───── AVAILABLE DATA ─────
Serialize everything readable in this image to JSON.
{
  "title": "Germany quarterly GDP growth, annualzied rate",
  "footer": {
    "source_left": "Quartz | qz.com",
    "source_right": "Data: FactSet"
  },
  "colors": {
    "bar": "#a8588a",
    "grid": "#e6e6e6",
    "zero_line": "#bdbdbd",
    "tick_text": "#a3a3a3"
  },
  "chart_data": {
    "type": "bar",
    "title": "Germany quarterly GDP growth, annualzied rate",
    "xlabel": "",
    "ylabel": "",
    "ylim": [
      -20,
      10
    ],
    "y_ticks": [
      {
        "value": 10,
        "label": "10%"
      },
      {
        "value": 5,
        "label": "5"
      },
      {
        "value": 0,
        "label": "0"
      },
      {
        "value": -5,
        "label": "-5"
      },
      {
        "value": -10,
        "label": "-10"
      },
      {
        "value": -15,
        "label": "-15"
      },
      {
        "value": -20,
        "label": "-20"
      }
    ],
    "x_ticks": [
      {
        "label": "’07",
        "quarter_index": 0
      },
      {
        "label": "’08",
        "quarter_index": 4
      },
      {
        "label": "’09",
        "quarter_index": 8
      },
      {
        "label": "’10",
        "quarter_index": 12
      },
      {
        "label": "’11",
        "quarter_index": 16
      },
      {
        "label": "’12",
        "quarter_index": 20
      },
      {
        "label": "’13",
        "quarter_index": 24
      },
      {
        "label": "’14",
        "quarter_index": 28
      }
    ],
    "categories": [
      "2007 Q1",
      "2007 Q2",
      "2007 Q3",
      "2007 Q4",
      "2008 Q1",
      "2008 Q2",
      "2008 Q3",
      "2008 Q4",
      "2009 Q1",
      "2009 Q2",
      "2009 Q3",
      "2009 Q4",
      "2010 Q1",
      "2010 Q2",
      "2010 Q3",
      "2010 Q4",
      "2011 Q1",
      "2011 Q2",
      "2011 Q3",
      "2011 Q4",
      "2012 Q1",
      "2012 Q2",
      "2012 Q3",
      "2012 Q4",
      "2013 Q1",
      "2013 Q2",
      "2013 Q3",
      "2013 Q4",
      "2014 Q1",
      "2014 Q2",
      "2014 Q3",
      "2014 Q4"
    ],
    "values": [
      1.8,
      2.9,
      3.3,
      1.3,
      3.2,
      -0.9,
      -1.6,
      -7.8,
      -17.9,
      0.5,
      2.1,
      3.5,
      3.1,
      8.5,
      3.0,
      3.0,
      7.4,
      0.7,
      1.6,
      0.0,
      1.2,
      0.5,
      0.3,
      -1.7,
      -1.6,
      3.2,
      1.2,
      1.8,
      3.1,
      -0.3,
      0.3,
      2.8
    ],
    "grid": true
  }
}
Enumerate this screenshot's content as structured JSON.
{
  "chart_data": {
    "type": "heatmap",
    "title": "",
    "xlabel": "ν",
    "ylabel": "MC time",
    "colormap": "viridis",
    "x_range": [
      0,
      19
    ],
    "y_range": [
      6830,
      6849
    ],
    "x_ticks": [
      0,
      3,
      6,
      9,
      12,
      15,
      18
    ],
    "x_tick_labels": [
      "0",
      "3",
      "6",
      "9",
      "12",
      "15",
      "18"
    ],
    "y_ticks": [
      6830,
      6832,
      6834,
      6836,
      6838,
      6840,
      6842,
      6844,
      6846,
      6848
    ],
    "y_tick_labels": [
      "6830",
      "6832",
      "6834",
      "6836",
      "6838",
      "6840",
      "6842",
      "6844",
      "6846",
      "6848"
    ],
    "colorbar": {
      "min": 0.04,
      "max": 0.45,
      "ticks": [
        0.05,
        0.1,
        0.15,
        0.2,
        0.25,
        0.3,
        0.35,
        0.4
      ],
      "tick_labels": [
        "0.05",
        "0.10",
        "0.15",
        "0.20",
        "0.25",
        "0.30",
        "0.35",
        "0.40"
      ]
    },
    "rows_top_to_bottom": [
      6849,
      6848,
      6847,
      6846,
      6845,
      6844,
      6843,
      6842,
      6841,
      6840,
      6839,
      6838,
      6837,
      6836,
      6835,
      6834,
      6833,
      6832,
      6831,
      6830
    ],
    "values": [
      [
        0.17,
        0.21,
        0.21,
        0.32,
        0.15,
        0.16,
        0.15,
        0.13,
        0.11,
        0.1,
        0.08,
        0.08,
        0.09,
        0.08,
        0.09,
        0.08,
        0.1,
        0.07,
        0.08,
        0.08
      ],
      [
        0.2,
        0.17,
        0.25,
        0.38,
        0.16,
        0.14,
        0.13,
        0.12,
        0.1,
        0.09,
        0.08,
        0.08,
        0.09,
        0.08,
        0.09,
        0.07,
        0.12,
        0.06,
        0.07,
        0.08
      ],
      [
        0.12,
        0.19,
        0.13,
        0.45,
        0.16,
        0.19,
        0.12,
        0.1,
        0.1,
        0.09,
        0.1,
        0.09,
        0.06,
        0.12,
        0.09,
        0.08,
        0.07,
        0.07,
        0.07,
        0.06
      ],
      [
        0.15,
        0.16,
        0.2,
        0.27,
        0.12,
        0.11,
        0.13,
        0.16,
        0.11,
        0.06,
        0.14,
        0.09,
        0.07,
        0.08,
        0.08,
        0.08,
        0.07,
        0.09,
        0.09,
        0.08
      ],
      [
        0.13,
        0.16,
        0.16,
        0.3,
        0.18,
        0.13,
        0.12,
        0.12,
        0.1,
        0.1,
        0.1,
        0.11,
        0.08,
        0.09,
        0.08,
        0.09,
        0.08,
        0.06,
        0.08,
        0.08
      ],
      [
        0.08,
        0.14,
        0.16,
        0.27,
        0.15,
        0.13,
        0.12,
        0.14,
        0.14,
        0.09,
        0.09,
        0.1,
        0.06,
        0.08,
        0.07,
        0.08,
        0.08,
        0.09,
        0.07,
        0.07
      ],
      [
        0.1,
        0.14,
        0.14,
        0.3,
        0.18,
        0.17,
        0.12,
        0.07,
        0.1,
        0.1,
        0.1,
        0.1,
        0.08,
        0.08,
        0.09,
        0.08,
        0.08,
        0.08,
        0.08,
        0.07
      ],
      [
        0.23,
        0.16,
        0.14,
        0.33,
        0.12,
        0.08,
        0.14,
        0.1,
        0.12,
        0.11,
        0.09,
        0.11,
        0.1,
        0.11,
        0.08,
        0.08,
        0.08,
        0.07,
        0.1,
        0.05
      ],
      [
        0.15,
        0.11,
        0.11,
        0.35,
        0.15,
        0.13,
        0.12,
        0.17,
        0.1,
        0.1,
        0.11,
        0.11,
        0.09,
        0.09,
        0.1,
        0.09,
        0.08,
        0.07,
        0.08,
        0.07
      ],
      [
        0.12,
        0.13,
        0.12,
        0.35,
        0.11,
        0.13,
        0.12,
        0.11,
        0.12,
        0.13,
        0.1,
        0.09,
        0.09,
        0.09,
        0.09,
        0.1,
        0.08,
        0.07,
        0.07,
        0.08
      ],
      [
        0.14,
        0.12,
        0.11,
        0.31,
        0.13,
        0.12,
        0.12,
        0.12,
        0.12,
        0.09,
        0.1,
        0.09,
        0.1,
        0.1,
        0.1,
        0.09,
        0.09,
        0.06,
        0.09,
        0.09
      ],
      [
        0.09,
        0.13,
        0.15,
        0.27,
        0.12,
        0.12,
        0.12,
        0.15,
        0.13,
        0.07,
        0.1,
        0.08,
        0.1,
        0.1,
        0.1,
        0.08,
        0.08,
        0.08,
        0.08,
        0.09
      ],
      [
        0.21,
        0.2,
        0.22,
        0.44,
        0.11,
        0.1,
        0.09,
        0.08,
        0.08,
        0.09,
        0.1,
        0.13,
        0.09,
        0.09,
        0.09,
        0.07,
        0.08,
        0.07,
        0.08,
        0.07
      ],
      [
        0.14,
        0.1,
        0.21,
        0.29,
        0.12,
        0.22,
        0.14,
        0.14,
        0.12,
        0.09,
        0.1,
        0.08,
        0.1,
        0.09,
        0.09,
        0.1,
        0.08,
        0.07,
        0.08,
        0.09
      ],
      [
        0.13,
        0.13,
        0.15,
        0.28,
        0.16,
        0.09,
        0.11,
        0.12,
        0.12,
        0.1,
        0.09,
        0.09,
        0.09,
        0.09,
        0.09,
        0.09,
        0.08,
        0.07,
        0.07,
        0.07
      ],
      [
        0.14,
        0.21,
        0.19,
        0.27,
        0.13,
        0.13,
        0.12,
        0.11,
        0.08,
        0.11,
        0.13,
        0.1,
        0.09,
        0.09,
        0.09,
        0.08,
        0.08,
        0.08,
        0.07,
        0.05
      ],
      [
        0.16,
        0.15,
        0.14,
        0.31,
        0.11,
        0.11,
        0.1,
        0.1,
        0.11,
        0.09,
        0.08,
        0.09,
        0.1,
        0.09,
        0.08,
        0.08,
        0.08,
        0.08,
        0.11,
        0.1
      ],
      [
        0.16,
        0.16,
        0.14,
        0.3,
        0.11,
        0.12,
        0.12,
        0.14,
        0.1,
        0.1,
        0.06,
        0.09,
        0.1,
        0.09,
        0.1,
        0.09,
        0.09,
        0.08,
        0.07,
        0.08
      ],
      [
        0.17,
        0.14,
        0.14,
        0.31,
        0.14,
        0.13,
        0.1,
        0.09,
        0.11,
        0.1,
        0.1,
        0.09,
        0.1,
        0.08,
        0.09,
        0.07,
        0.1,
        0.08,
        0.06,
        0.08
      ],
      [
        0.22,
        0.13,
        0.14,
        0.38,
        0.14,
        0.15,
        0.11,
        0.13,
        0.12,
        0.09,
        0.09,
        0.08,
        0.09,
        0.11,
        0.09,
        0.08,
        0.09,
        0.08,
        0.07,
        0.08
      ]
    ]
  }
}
─────
* _TASK REQUIREMENTS_
Report the number of lines holding the string "growth", without any other words.

* _WRITTEN REPLY_
2